Start of INPUT ROWS

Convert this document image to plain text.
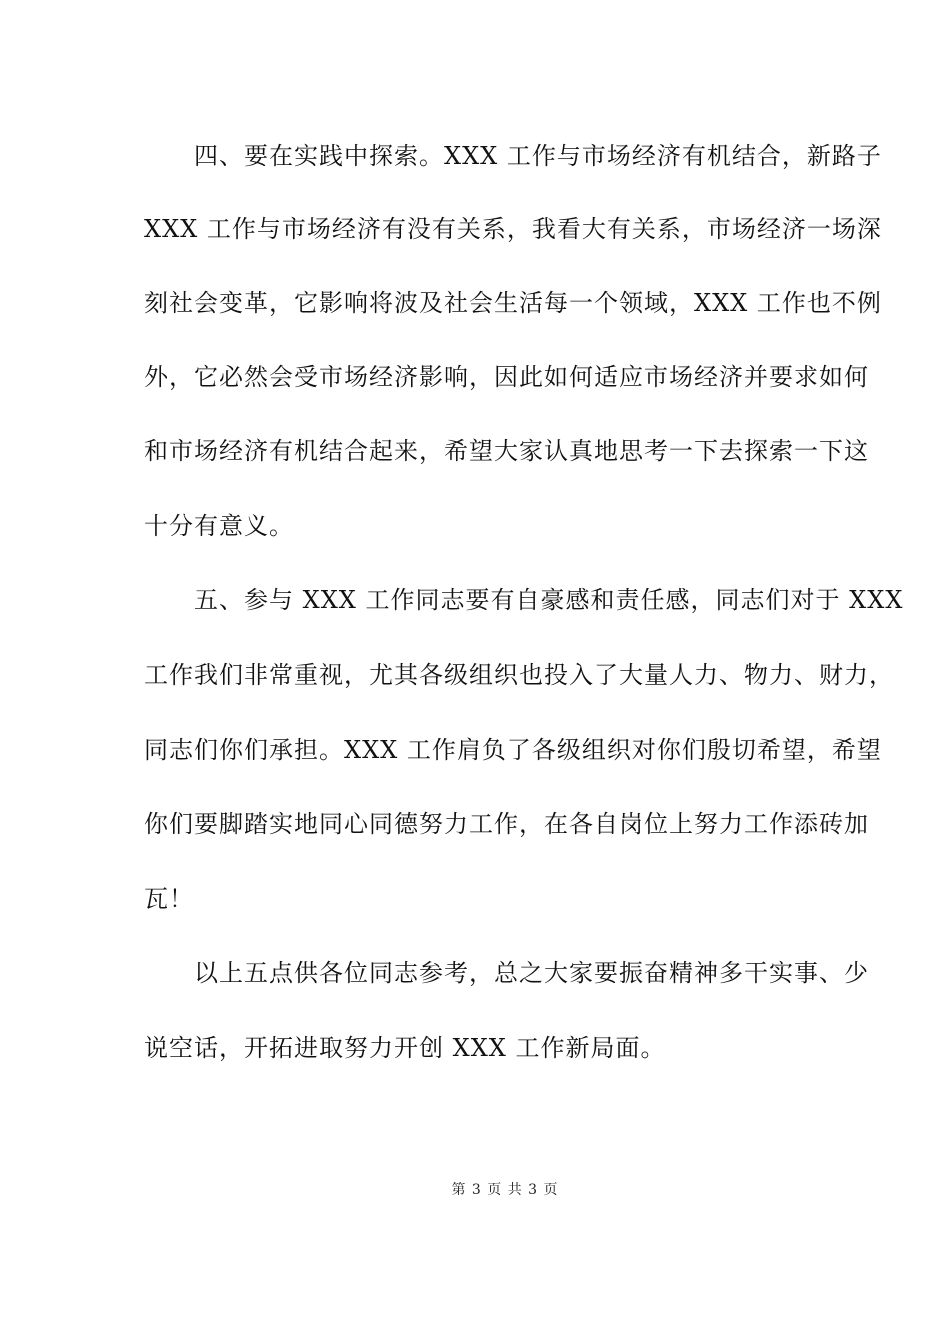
　　四、要在实践中探索。XXX 工作与市场经济有机结合，新路子
XXX 工作与市场经济有没有关系，我看大有关系，市场经济一场深
刻社会变革，它影响将波及社会生活每一个领域，XXX 工作也不例
外，它必然会受市场经济影响，因此如何适应市场经济并要求如何
和市场经济有机结合起来，希望大家认真地思考一下去探索一下这
十分有意义。
　　五、参与 XXX 工作同志要有自豪感和责任感，同志们对于 XXX
工作我们非常重视，尤其各级组织也投入了大量人力、物力、财力，
同志们你们承担。XXX 工作肩负了各级组织对你们殷切希望，希望
你们要脚踏实地同心同德努力工作，在各自岗位上努力工作添砖加
瓦！
　　以上五点供各位同志参考，总之大家要振奋精神多干实事、少
说空话，开拓进取努力开创 XXX 工作新局面。
第 3 页 共 3 页
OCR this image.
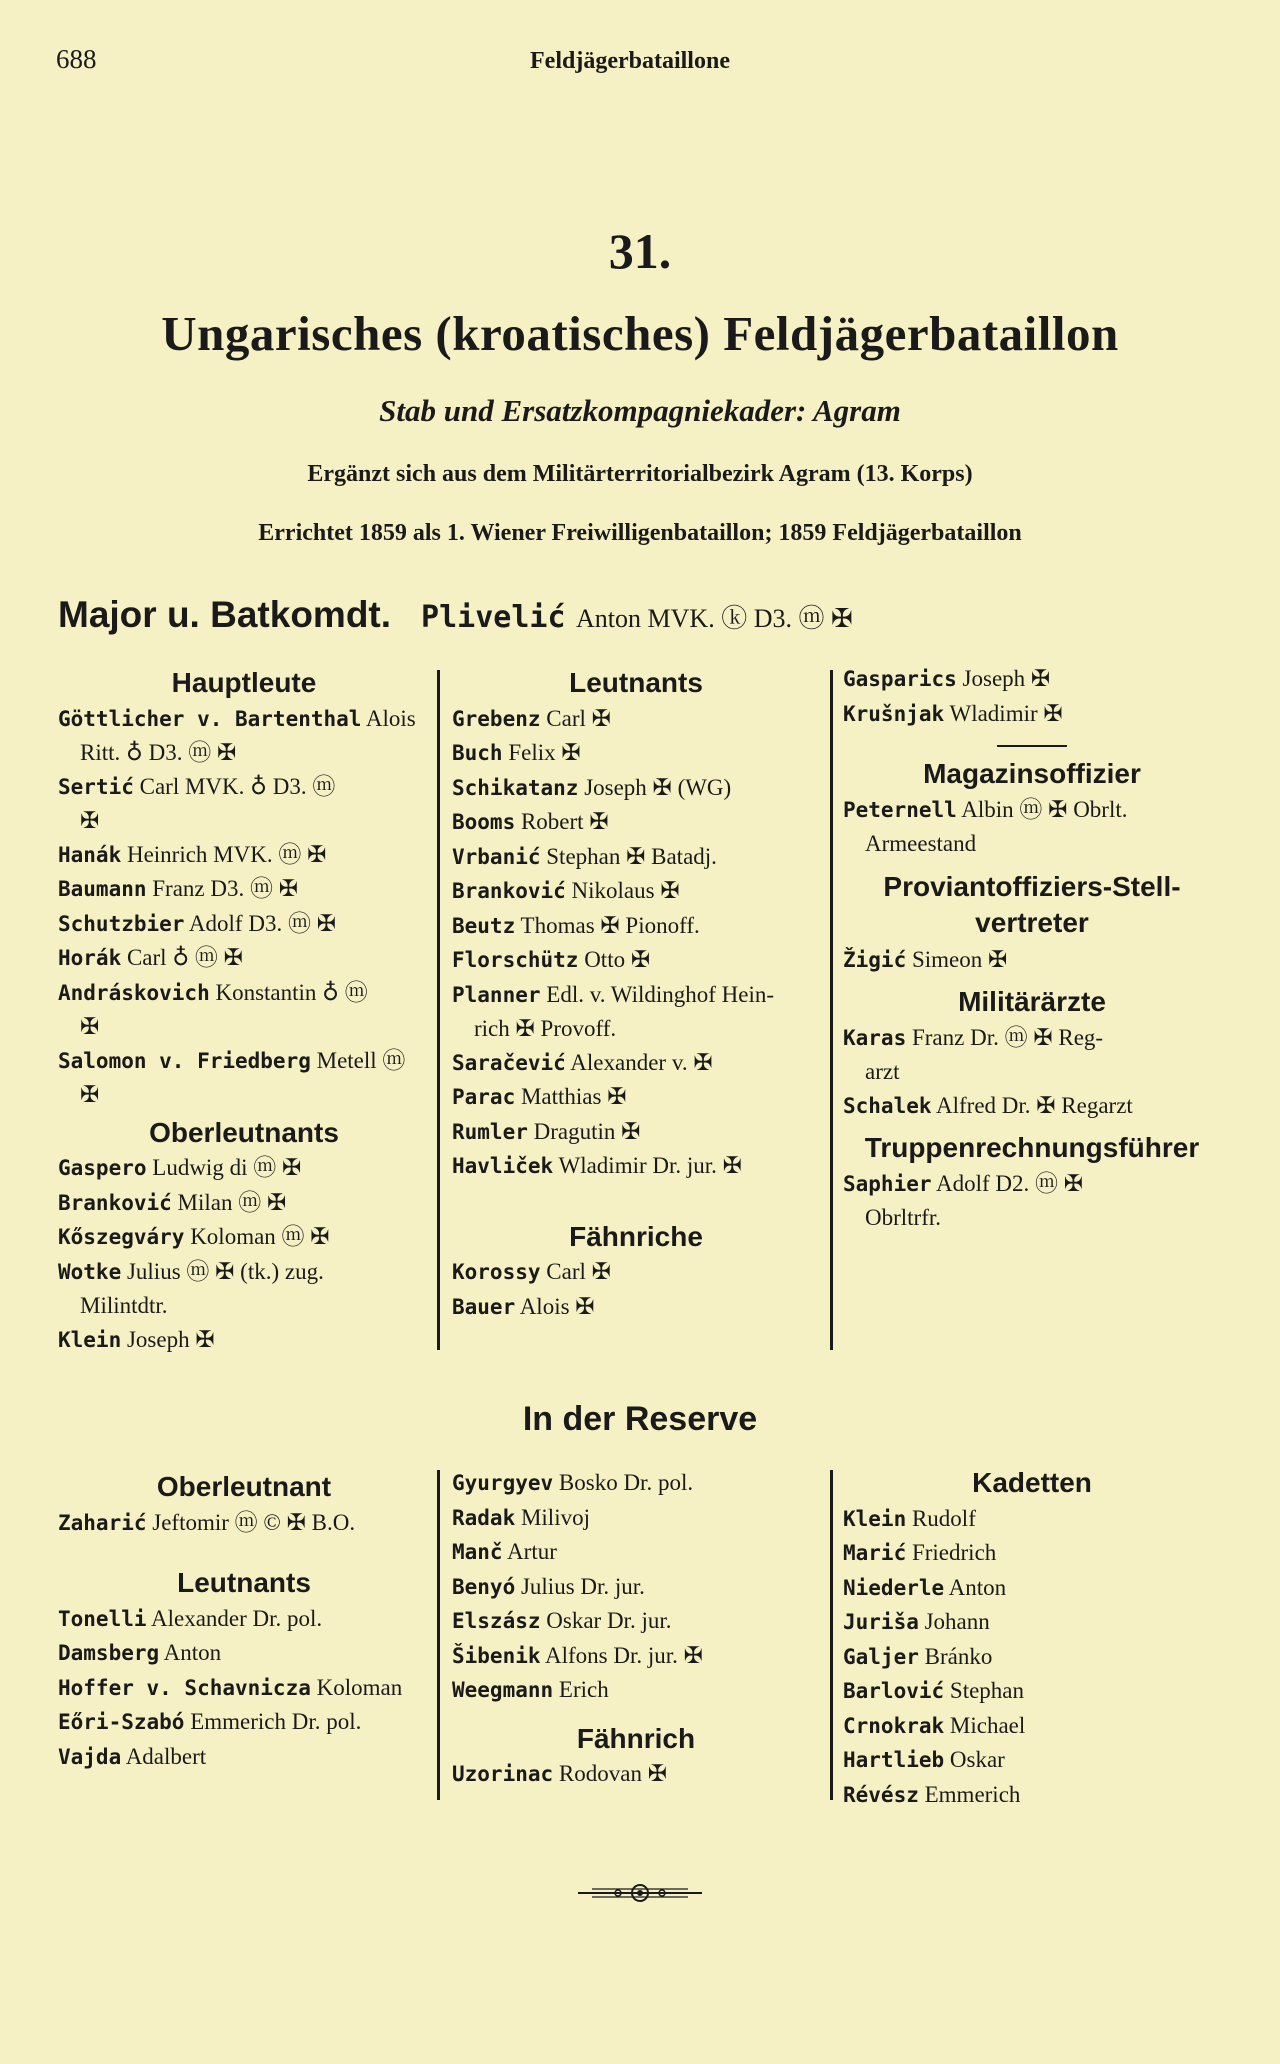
688	Feldjägerbataillone
31.
Ungarisches (kroatisches) Feldjägerbataillon
Stab und Ersatzkompagniekader: Agram
Ergänzt sich aus dem Militärterritorialbezirk Agram (13. Korps)
Errichtet 1859 als 1. Wiener Freiwilligenbataillon; 1859 Feldjägerbataillon
Major u. Batkomdt. Plivelić Anton MVK. ⓚ D3. ⓜ ✠
Hauptleute
Göttlicher v. Bartenthal Alois
Ritt. ♁ D3. ⓜ ✠
Sertić Carl MVK. ♁ D3. ⓜ
✠
Hanák Heinrich MVK. ⓜ ✠
Baumann Franz D3. ⓜ ✠
Schutzbier Adolf D3. ⓜ ✠
Horák Carl ♁ ⓜ ✠
Andráskovich Konstantin ♁ ⓜ
✠
Salomon v. Friedberg Metell ⓜ
✠
Oberleutnants
Gaspero Ludwig di ⓜ ✠
Branković Milan ⓜ ✠
Kőszegváry Koloman ⓜ ✠
Wotke Julius ⓜ ✠ (tk.) zug.
Milintdtr.
Klein Joseph ✠
Leutnants
Grebenz Carl ✠
Buch Felix ✠
Schikatanz Joseph ✠ (WG)
Booms Robert ✠
Vrbanić Stephan ✠ Batadj.
Branković Nikolaus ✠
Beutz Thomas ✠ Pionoff.
Florschütz Otto ✠
Planner Edl. v. Wildinghof Hein-
rich ✠ Provoff.
Saračević Alexander v. ✠
Parac Matthias ✠
Rumler Dragutin ✠
Havliček Wladimir Dr. jur. ✠
Fähnriche
Korossy Carl ✠
Bauer Alois ✠
Gasparics Joseph ✠
Krušnjak Wladimir ✠
Magazinsoffizier
Peternell Albin ⓜ ✠ Obrlt.
Armeestand
Proviantoffiziers-Stell-vertreter
Žigić Simeon ✠
Militärärzte
Karas Franz Dr. ⓜ ✠ Reg-
arzt
Schalek Alfred Dr. ✠ Regarzt
Truppenrechnungsführer
Saphier Adolf D2. ⓜ ✠
Obrltrfr.
In der Reserve
Oberleutnant
Zaharić Jeftomir ⓜ © ✠ B.O.
Leutnants
Tonelli Alexander Dr. pol.
Damsberg Anton
Hoffer v. Schavnicza Koloman
Eőri-Szabó Emmerich Dr. pol.
Vajda Adalbert
Gyurgyev Bosko Dr. pol.
Radak Milivoj
Manč Artur
Benyó Julius Dr. jur.
Elszász Oskar Dr. jur.
Šibenik Alfons Dr. jur. ✠
Weegmann Erich
Fähnrich
Uzorinac Rodovan ✠
Kadetten
Klein Rudolf
Marić Friedrich
Niederle Anton
Juriša Johann
Galjer Bránko
Barlović Stephan
Crnokrak Michael
Hartlieb Oskar
Révész Emmerich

End of INPUT ROWS

**WRITTEN EXERCISE:** Check every line of the records above for the string "Emmerich" and say how many contain it, giving the number alone.

**ANSWER IN FULL:** 2